Given exercise: Review the listing and copy each line that holds the word "properly".

Dataset entries:

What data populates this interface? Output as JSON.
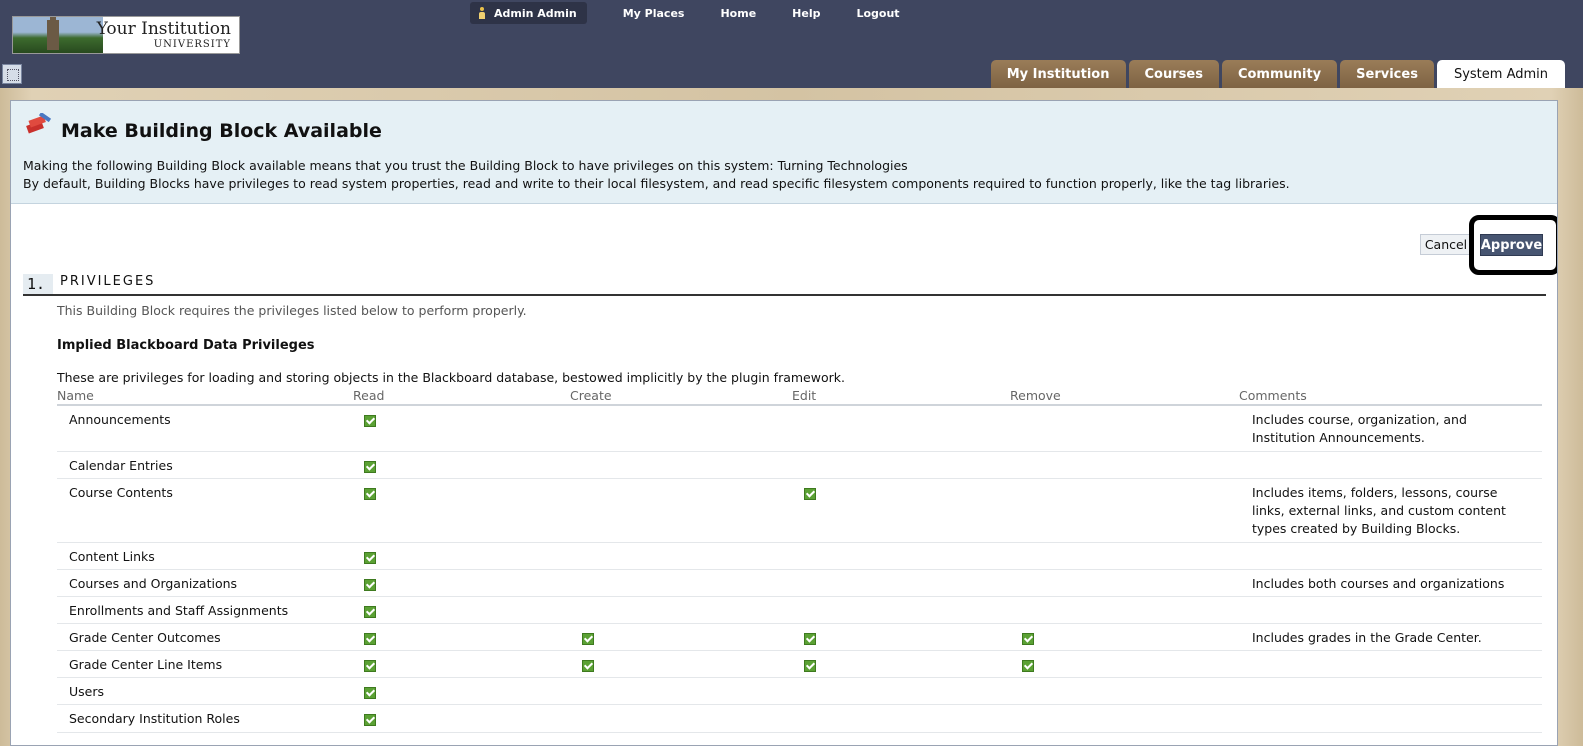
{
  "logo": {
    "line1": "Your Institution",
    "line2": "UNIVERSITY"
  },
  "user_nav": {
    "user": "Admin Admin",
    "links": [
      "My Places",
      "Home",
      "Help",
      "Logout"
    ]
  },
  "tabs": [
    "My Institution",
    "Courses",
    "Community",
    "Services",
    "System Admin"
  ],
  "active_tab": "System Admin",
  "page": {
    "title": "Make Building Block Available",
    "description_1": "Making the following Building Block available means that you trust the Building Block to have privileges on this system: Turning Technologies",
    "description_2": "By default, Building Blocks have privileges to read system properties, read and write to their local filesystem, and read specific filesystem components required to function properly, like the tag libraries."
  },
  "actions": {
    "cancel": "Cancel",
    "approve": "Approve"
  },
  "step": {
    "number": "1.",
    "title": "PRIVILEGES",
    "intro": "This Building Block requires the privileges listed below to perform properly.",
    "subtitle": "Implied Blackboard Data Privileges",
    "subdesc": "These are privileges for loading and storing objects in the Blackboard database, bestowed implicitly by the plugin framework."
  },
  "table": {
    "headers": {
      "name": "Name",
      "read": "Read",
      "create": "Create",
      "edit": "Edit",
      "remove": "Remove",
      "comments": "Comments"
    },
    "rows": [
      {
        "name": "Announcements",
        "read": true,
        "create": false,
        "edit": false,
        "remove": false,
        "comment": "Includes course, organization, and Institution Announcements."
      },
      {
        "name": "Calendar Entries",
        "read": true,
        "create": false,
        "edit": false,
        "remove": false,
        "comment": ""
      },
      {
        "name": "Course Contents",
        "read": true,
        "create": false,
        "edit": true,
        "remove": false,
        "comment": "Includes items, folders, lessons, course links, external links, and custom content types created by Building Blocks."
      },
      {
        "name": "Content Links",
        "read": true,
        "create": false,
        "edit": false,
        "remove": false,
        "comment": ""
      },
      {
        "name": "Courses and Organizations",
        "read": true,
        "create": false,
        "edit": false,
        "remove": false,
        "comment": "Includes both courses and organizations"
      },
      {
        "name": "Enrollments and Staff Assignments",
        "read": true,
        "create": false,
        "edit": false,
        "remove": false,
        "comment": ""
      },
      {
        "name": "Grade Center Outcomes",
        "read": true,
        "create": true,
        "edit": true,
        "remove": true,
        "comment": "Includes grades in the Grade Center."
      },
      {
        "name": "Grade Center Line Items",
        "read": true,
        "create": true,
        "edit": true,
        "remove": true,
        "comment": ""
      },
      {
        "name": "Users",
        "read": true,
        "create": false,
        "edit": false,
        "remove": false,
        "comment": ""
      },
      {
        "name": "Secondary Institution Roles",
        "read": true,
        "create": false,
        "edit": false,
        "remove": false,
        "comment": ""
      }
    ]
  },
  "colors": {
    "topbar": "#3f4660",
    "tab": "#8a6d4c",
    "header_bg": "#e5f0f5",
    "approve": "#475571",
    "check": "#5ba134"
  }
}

...

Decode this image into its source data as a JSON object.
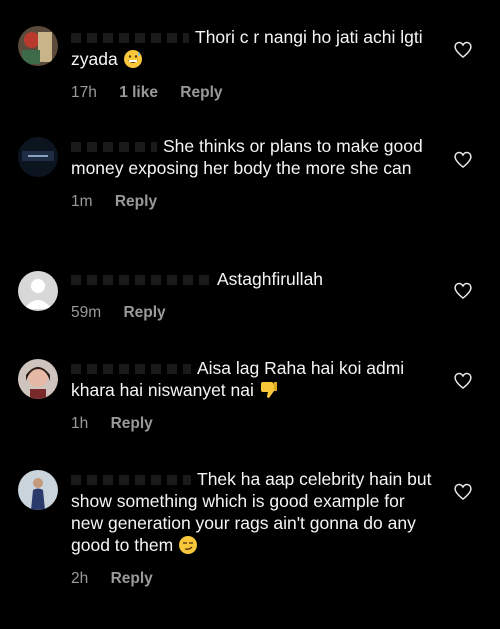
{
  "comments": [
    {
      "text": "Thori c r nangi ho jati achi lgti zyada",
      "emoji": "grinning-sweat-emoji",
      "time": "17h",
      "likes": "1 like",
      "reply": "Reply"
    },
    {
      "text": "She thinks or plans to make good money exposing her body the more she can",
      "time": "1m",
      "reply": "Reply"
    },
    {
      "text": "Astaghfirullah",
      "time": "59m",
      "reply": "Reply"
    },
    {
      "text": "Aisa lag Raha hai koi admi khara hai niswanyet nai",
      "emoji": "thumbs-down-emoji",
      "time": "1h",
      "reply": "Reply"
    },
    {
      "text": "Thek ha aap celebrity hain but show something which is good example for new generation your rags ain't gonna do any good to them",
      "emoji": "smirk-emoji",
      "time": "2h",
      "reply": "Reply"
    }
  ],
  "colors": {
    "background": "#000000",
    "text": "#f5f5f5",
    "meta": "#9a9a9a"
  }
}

Full response:
    "description_2": "By default, Building Blocks have privileges to read system properties, read and write to their local filesystem, and read specific filesystem components required to function properly, like the tag libraries."
    "intro": "This Building Block requires the privileges listed below to perform properly.",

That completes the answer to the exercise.